- [Dataset records]:
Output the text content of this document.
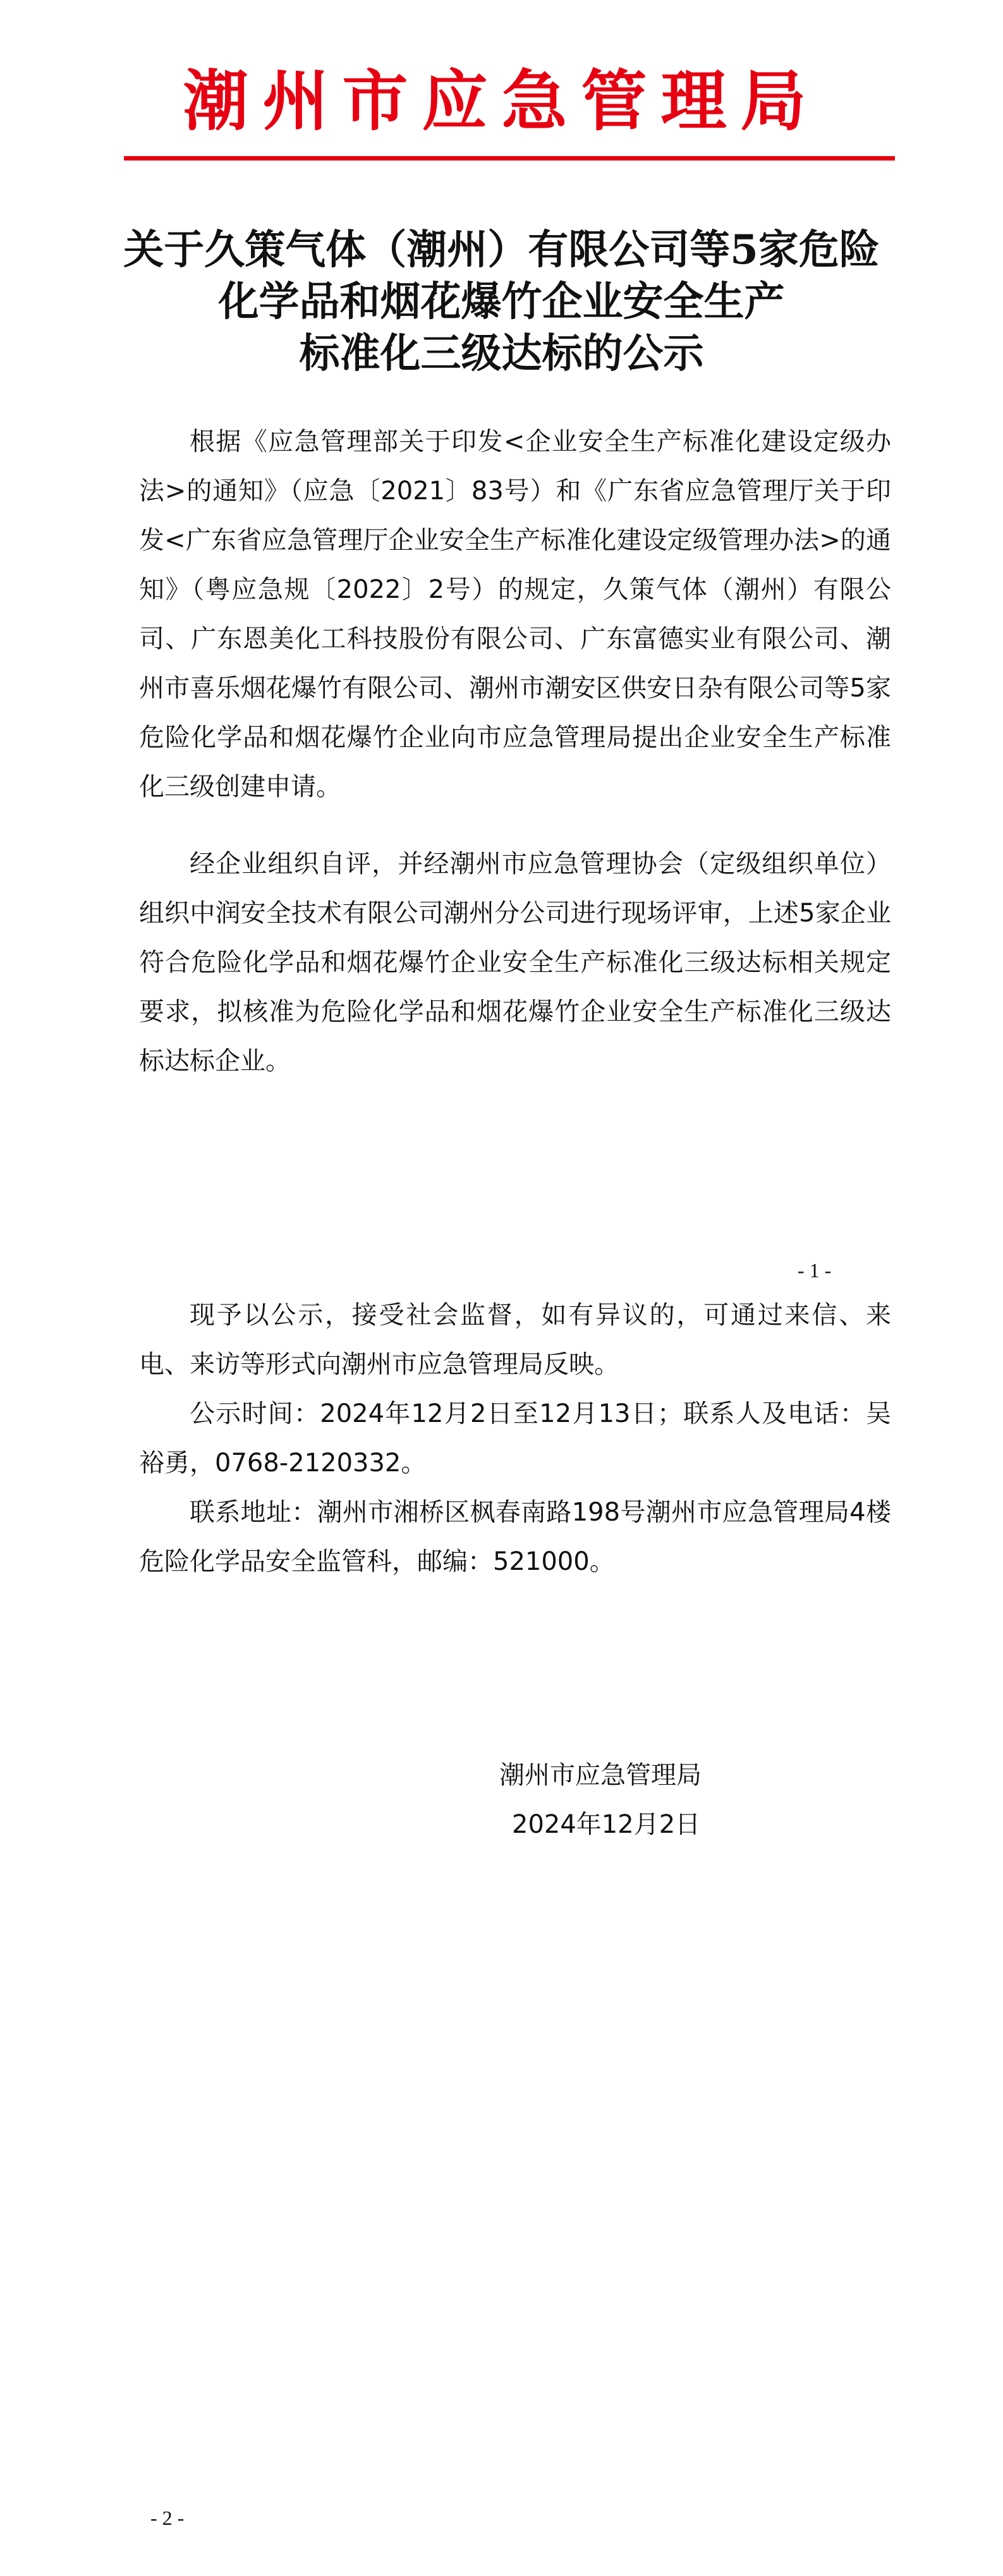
潮州市应急管理局
关于久策气体（潮州）有限公司等5家危险
化学品和烟花爆竹企业安全生产
标准化三级达标的公示

根据《应急管理部关于印发<企业安全生产标准化建设定级办法>的通知》（应急〔2021〕83号）和《广东省应急管理厅关于印发<广东省应急管理厅企业安全生产标准化建设定级管理办法>的通知》（粤应急规〔2022〕2号）的规定，久策气体（潮州）有限公司、广东恩美化工科技股份有限公司、广东富德实业有限公司、潮州市喜乐烟花爆竹有限公司、潮州市潮安区供安日杂有限公司等5家危险化学品和烟花爆竹企业向市应急管理局提出企业安全生产标准化三级创建申请。

经企业组织自评，并经潮州市应急管理协会（定级组织单位）组织中润安全技术有限公司潮州分公司进行现场评审，上述5家企业符合危险化学品和烟花爆竹企业安全生产标准化三级达标相关规定要求，拟核准为危险化学品和烟花爆竹企业安全生产标准化三级达标达标企业。

- 1 -

现予以公示，接受社会监督，如有异议的，可通过来信、来电、来访等形式向潮州市应急管理局反映。

公示时间：2024年12月2日至12月13日；联系人及电话：吴裕勇，0768-2120332。

联系地址：潮州市湘桥区枫春南路198号潮州市应急管理局4楼危险化学品安全监管科，邮编：521000。

潮州市应急管理局
2024年12月2日
- 2 -
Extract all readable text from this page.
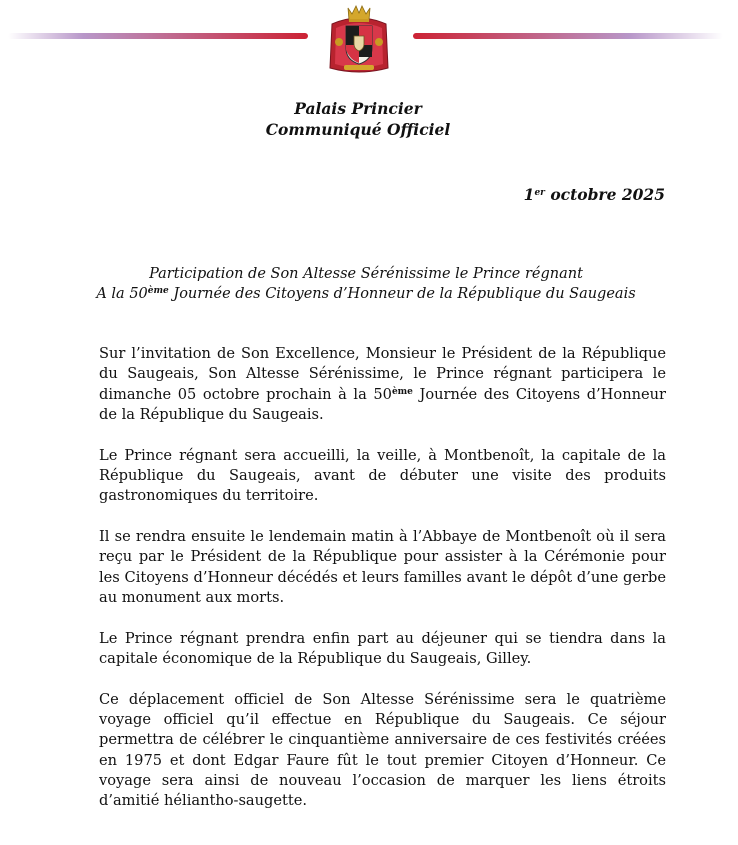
Palais Princier
Communiqué Officiel
1er octobre 2025
Participation de Son Altesse Sérénissime le Prince régnant
A la 50ème Journée des Citoyens d’Honneur de la République du Saugeais

Sur l’invitation de Son Excellence, Monsieur le Président de la République du Saugeais, Son Altesse Sérénissime, le Prince régnant participera le dimanche 05 octobre prochain à la 50ème Journée des Citoyens d’Honneur de la République du Saugeais.

Le Prince régnant sera accueilli, la veille, à Montbenoît, la capitale de la République du Saugeais, avant de débuter une visite des produits gastronomiques du territoire.

Il se rendra ensuite le lendemain matin à l’Abbaye de Montbenoît où il sera reçu par le Président de la République pour assister à la Cérémonie pour les Citoyens d’Honneur décédés et leurs familles avant le dépôt d’une gerbe au monument aux morts.

Le Prince régnant prendra enfin part au déjeuner qui se tiendra dans la capitale économique de la République du Saugeais, Gilley.

Ce déplacement officiel de Son Altesse Sérénissime sera le quatrième voyage officiel qu’il effectue en République du Saugeais. Ce séjour permettra de célébrer le cinquantième anniversaire de ces festivités créées en 1975 et dont Edgar Faure fût le tout premier Citoyen d’Honneur. Ce voyage sera ainsi de nouveau l’occasion de marquer les liens étroits d’amitié hélianthо-saugette.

- [Stated exercise]: Transcribe the material exactly, leaving every picture out.

- [Solution for this exercise]:
Output the text content of this document.
潮州市应急管理局
关于久策气体（潮州）有限公司等5家危险
化学品和烟花爆竹企业安全生产
标准化三级达标的公示

根据《应急管理部关于印发<企业安全生产标准化建设定级办法>的通知》（应急〔2021〕83号）和《广东省应急管理厅关于印发<广东省应急管理厅企业安全生产标准化建设定级管理办法>的通知》（粤应急规〔2022〕2号）的规定，久策气体（潮州）有限公司、广东恩美化工科技股份有限公司、广东富德实业有限公司、潮州市喜乐烟花爆竹有限公司、潮州市潮安区供安日杂有限公司等5家危险化学品和烟花爆竹企业向市应急管理局提出企业安全生产标准化三级创建申请。

经企业组织自评，并经潮州市应急管理协会（定级组织单位）组织中润安全技术有限公司潮州分公司进行现场评审，上述5家企业符合危险化学品和烟花爆竹企业安全生产标准化三级达标相关规定要求，拟核准为危险化学品和烟花爆竹企业安全生产标准化三级达标达标企业。

- 1 -

现予以公示，接受社会监督，如有异议的，可通过来信、来电、来访等形式向潮州市应急管理局反映。

公示时间：2024年12月2日至12月13日；联系人及电话：吴裕勇，0768-2120332。

联系地址：潮州市湘桥区枫春南路198号潮州市应急管理局4楼危险化学品安全监管科，邮编：521000。

潮州市应急管理局
2024年12月2日
- 2 -
Extract all readable text from this page.
Palais Princier
Communiqué Officiel
1er octobre 2025
Participation de Son Altesse Sérénissime le Prince régnant
A la 50ème Journée des Citoyens d’Honneur de la République du Saugeais

Sur l’invitation de Son Excellence, Monsieur le Président de la République du Saugeais, Son Altesse Sérénissime, le Prince régnant participera le dimanche 05 octobre prochain à la 50ème Journée des Citoyens d’Honneur de la République du Saugeais.

Le Prince régnant sera accueilli, la veille, à Montbenoît, la capitale de la République du Saugeais, avant de débuter une visite des produits gastronomiques du territoire.

Il se rendra ensuite le lendemain matin à l’Abbaye de Montbenoît où il sera reçu par le Président de la République pour assister à la Cérémonie pour les Citoyens d’Honneur décédés et leurs familles avant le dépôt d’une gerbe au monument aux morts.

Le Prince régnant prendra enfin part au déjeuner qui se tiendra dans la capitale économique de la République du Saugeais, Gilley.

Ce déplacement officiel de Son Altesse Sérénissime sera le quatrième voyage officiel qu’il effectue en République du Saugeais. Ce séjour permettra de célébrer le cinquantième anniversaire de ces festivités créées en 1975 et dont Edgar Faure fût le tout premier Citoyen d’Honneur. Ce voyage sera ainsi de nouveau l’occasion de marquer les liens étroits d’amitié hélianthо-saugette.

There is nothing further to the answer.